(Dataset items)

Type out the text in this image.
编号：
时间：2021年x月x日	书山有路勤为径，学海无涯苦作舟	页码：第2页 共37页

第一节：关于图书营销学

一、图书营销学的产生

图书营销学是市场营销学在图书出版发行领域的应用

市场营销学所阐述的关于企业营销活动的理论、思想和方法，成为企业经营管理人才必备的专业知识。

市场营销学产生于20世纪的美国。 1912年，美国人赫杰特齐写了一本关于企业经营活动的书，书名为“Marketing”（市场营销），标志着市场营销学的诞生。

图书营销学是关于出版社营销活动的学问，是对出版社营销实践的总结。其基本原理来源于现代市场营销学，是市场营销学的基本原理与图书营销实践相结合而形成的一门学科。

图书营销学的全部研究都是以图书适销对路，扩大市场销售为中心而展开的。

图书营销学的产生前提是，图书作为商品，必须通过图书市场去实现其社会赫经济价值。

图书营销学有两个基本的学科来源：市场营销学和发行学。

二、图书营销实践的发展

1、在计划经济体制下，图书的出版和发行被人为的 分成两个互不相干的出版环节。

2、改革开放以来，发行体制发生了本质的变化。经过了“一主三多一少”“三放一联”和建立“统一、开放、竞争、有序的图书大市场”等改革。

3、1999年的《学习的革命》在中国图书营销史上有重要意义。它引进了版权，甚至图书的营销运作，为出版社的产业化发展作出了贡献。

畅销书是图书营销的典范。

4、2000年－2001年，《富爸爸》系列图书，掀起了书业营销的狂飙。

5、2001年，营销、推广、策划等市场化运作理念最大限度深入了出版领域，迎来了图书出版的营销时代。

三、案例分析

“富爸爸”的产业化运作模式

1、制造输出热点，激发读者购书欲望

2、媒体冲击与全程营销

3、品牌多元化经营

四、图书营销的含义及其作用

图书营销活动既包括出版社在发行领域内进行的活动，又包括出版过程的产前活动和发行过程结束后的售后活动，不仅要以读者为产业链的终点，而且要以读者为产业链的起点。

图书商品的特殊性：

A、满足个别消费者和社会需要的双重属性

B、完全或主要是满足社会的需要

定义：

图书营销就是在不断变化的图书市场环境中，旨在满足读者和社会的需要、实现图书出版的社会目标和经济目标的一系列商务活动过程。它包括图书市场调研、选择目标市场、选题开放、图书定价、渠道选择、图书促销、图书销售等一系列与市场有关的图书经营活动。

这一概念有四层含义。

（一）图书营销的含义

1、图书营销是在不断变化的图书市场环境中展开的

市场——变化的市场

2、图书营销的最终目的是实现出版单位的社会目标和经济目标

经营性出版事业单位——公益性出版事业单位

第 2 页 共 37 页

--

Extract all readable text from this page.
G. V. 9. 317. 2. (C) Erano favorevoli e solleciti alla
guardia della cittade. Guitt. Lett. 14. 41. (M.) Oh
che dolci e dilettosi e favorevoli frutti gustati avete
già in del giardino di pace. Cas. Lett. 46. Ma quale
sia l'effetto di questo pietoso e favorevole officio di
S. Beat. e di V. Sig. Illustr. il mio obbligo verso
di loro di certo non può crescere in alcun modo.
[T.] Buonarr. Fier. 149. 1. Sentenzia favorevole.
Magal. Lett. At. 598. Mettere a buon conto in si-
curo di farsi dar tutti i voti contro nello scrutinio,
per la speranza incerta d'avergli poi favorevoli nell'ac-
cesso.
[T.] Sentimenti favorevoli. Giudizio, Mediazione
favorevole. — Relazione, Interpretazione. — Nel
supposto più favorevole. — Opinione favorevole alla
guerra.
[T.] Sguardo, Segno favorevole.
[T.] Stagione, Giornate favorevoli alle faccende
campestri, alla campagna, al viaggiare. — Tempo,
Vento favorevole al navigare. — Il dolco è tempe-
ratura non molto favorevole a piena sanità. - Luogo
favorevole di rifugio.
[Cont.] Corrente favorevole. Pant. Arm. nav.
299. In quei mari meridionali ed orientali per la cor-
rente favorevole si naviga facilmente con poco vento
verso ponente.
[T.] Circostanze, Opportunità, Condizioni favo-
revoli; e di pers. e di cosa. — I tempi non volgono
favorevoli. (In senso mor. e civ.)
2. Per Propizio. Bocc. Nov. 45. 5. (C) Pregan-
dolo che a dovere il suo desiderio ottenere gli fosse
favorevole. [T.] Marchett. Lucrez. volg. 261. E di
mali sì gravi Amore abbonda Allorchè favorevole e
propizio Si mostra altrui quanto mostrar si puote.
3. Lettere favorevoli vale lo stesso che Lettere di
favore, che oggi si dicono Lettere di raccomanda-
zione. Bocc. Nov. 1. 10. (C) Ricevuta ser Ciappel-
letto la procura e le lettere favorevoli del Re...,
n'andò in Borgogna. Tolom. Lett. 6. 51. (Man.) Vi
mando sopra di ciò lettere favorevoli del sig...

---

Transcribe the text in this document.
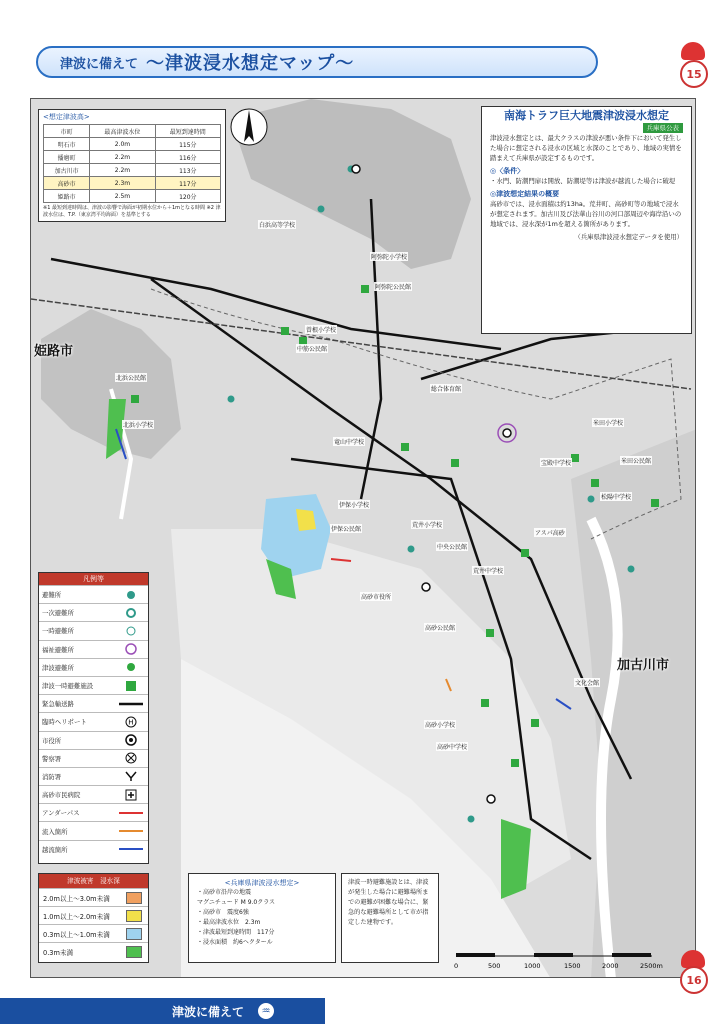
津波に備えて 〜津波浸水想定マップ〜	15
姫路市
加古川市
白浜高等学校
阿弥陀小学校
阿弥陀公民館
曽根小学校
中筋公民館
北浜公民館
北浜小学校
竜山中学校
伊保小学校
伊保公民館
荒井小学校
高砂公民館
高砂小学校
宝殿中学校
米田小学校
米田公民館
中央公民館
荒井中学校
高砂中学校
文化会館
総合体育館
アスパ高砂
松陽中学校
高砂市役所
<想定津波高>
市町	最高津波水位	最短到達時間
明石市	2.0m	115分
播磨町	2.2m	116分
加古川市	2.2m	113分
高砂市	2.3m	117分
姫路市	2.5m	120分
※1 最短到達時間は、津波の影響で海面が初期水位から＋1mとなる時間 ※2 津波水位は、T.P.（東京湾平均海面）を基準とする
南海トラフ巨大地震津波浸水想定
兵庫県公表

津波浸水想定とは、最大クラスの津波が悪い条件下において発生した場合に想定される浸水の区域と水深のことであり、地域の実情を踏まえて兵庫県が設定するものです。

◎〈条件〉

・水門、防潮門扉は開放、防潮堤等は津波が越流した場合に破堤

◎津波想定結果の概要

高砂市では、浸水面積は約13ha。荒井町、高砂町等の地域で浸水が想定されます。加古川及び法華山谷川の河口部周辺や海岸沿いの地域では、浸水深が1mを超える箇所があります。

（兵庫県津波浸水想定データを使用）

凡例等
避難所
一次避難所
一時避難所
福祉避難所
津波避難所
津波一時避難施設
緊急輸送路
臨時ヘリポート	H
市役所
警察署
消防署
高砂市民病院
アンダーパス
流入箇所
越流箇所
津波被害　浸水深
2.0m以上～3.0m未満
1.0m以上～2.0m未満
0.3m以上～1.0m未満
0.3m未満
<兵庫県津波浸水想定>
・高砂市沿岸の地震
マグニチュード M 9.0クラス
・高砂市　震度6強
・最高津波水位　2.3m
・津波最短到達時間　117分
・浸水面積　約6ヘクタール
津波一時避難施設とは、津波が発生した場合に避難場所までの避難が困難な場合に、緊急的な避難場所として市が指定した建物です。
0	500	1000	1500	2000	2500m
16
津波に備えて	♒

Stated goal >>
Each line in the entries above that includes the string "this" should be extracted.

In response >>
Type out the text in this image.
Extract all readable text from this page.
Transcribe the text in this document.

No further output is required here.